======== Information shown

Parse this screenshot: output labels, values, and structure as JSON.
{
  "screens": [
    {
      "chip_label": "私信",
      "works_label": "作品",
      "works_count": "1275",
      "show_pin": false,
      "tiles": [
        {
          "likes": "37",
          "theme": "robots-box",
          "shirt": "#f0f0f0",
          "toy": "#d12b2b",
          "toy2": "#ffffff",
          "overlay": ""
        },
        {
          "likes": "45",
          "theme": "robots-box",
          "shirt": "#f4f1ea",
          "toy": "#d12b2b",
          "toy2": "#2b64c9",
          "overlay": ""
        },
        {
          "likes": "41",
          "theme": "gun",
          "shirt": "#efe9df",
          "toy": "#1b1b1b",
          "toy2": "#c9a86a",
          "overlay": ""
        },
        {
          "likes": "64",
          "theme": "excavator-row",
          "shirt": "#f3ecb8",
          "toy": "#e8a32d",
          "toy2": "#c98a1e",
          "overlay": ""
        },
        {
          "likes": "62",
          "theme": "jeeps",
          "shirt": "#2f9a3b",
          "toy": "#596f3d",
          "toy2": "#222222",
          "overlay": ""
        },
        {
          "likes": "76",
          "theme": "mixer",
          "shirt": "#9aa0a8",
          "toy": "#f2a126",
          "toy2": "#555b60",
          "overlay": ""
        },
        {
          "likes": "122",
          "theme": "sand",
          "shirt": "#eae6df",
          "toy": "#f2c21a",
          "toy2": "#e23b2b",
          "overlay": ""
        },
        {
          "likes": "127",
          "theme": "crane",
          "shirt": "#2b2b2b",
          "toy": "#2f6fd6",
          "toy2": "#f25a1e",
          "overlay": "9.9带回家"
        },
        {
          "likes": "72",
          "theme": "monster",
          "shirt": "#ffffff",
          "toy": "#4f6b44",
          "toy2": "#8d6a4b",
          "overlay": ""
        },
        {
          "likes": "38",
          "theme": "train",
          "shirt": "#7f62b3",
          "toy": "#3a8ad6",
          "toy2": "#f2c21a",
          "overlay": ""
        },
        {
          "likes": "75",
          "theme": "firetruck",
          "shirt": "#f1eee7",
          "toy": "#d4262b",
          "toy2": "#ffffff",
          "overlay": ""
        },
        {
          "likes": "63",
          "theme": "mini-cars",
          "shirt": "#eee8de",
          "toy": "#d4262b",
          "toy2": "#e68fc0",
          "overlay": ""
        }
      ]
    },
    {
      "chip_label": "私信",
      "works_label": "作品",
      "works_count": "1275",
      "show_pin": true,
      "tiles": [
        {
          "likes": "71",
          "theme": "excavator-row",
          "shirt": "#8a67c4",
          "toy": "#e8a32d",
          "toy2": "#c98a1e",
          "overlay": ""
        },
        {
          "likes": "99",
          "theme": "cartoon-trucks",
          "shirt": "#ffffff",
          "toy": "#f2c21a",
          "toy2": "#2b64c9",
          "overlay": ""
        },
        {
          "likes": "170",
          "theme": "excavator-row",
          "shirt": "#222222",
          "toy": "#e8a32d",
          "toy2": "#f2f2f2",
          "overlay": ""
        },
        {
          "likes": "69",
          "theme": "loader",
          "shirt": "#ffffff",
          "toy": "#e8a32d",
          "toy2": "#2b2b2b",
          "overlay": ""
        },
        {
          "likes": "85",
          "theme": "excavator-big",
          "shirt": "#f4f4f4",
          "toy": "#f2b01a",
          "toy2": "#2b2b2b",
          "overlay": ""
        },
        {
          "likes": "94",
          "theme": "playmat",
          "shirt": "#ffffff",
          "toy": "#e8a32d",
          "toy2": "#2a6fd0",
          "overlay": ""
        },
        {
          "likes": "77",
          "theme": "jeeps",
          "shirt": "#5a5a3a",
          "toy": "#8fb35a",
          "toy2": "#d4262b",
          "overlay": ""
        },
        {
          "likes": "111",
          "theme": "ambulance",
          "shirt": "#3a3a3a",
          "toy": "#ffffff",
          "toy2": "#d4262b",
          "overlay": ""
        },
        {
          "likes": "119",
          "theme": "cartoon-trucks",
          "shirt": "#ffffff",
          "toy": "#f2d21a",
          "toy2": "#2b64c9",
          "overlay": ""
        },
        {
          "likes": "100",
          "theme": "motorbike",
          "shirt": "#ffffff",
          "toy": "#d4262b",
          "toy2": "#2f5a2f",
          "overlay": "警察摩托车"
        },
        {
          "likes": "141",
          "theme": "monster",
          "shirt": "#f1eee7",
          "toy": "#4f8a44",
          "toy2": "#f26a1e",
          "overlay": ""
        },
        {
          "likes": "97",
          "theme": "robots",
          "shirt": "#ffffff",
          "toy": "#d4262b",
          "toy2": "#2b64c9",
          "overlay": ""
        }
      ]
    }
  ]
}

================

Written exercise:
Using the data above, print every record exactly as shown.

Answer to this problem:
Parse this screenshot: output labels, values, and structure as JSON.
{
  "screens": [
    {
      "chip_label": "私信",
      "works_label": "作品",
      "works_count": "1275",
      "show_pin": false,
      "tiles": [
        {
          "likes": "37",
          "theme": "robots-box",
          "shirt": "#f0f0f0",
          "toy": "#d12b2b",
          "toy2": "#ffffff",
          "overlay": ""
        },
        {
          "likes": "45",
          "theme": "robots-box",
          "shirt": "#f4f1ea",
          "toy": "#d12b2b",
          "toy2": "#2b64c9",
          "overlay": ""
        },
        {
          "likes": "41",
          "theme": "gun",
          "shirt": "#efe9df",
          "toy": "#1b1b1b",
          "toy2": "#c9a86a",
          "overlay": ""
        },
        {
          "likes": "64",
          "theme": "excavator-row",
          "shirt": "#f3ecb8",
          "toy": "#e8a32d",
          "toy2": "#c98a1e",
          "overlay": ""
        },
        {
          "likes": "62",
          "theme": "jeeps",
          "shirt": "#2f9a3b",
          "toy": "#596f3d",
          "toy2": "#222222",
          "overlay": ""
        },
        {
          "likes": "76",
          "theme": "mixer",
          "shirt": "#9aa0a8",
          "toy": "#f2a126",
          "toy2": "#555b60",
          "overlay": ""
        },
        {
          "likes": "122",
          "theme": "sand",
          "shirt": "#eae6df",
          "toy": "#f2c21a",
          "toy2": "#e23b2b",
          "overlay": ""
        },
        {
          "likes": "127",
          "theme": "crane",
          "shirt": "#2b2b2b",
          "toy": "#2f6fd6",
          "toy2": "#f25a1e",
          "overlay": "9.9带回家"
        },
        {
          "likes": "72",
          "theme": "monster",
          "shirt": "#ffffff",
          "toy": "#4f6b44",
          "toy2": "#8d6a4b",
          "overlay": ""
        },
        {
          "likes": "38",
          "theme": "train",
          "shirt": "#7f62b3",
          "toy": "#3a8ad6",
          "toy2": "#f2c21a",
          "overlay": ""
        },
        {
          "likes": "75",
          "theme": "firetruck",
          "shirt": "#f1eee7",
          "toy": "#d4262b",
          "toy2": "#ffffff",
          "overlay": ""
        },
        {
          "likes": "63",
          "theme": "mini-cars",
          "shirt": "#eee8de",
          "toy": "#d4262b",
          "toy2": "#e68fc0",
          "overlay": ""
        }
      ]
    },
    {
      "chip_label": "私信",
      "works_label": "作品",
      "works_count": "1275",
      "show_pin": true,
      "tiles": [
        {
          "likes": "71",
          "theme": "excavator-row",
          "shirt": "#8a67c4",
          "toy": "#e8a32d",
          "toy2": "#c98a1e",
          "overlay": ""
        },
        {
          "likes": "99",
          "theme": "cartoon-trucks",
          "shirt": "#ffffff",
          "toy": "#f2c21a",
          "toy2": "#2b64c9",
          "overlay": ""
        },
        {
          "likes": "170",
          "theme": "excavator-row",
          "shirt": "#222222",
          "toy": "#e8a32d",
          "toy2": "#f2f2f2",
          "overlay": ""
        },
        {
          "likes": "69",
          "theme": "loader",
          "shirt": "#ffffff",
          "toy": "#e8a32d",
          "toy2": "#2b2b2b",
          "overlay": ""
        },
        {
          "likes": "85",
          "theme": "excavator-big",
          "shirt": "#f4f4f4",
          "toy": "#f2b01a",
          "toy2": "#2b2b2b",
          "overlay": ""
        },
        {
          "likes": "94",
          "theme": "playmat",
          "shirt": "#ffffff",
          "toy": "#e8a32d",
          "toy2": "#2a6fd0",
          "overlay": ""
        },
        {
          "likes": "77",
          "theme": "jeeps",
          "shirt": "#5a5a3a",
          "toy": "#8fb35a",
          "toy2": "#d4262b",
          "overlay": ""
        },
        {
          "likes": "111",
          "theme": "ambulance",
          "shirt": "#3a3a3a",
          "toy": "#ffffff",
          "toy2": "#d4262b",
          "overlay": ""
        },
        {
          "likes": "119",
          "theme": "cartoon-trucks",
          "shirt": "#ffffff",
          "toy": "#f2d21a",
          "toy2": "#2b64c9",
          "overlay": ""
        },
        {
          "likes": "100",
          "theme": "motorbike",
          "shirt": "#ffffff",
          "toy": "#d4262b",
          "toy2": "#2f5a2f",
          "overlay": "警察摩托车"
        },
        {
          "likes": "141",
          "theme": "monster",
          "shirt": "#f1eee7",
          "toy": "#4f8a44",
          "toy2": "#f26a1e",
          "overlay": ""
        },
        {
          "likes": "97",
          "theme": "robots",
          "shirt": "#ffffff",
          "toy": "#d4262b",
          "toy2": "#2b64c9",
          "overlay": ""
        }
      ]
    }
  ]
}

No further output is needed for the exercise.